_PROBLEM DETAILS_
The response should be the complete listing below, unchanged.

_EXERCISE MATERIALS_
# # # #
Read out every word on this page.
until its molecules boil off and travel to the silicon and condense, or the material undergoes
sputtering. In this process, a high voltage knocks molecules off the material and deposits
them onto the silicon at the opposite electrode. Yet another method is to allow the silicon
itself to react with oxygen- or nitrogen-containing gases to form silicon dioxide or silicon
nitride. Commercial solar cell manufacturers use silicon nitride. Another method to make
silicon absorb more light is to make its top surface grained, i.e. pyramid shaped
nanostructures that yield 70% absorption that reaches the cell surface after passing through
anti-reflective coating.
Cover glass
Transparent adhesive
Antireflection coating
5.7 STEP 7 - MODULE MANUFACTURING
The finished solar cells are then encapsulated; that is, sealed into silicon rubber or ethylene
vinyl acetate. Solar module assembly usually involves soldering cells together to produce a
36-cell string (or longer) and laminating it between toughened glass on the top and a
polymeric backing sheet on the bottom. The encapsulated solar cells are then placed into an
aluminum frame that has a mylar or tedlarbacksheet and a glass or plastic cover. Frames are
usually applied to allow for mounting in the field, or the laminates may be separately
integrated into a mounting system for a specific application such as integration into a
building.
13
# # # #
_FINISHED TASK_
Read out every word on this page.
until its molecules boil off and travel to the silicon and condense, or the material undergoes
sputtering. In this process, a high voltage knocks molecules off the material and deposits
them onto the silicon at the opposite electrode. Yet another method is to allow the silicon
itself to react with oxygen- or nitrogen-containing gases to form silicon dioxide or silicon
nitride. Commercial solar cell manufacturers use silicon nitride. Another method to make
silicon absorb more light is to make its top surface grained, i.e. pyramid shaped
nanostructures that yield 70% absorption that reaches the cell surface after passing through
anti-reflective coating.
Cover glass
Transparent adhesive
Antireflection coating
5.7 STEP 7 - MODULE MANUFACTURING
The finished solar cells are then encapsulated; that is, sealed into silicon rubber or ethylene
vinyl acetate. Solar module assembly usually involves soldering cells together to produce a
36-cell string (or longer) and laminating it between toughened glass on the top and a
polymeric backing sheet on the bottom. The encapsulated solar cells are then placed into an
aluminum frame that has a mylar or tedlarbacksheet and a glass or plastic cover. Frames are
usually applied to allow for mounting in the field, or the laminates may be separately
integrated into a mounting system for a specific application such as integration into a
building.
13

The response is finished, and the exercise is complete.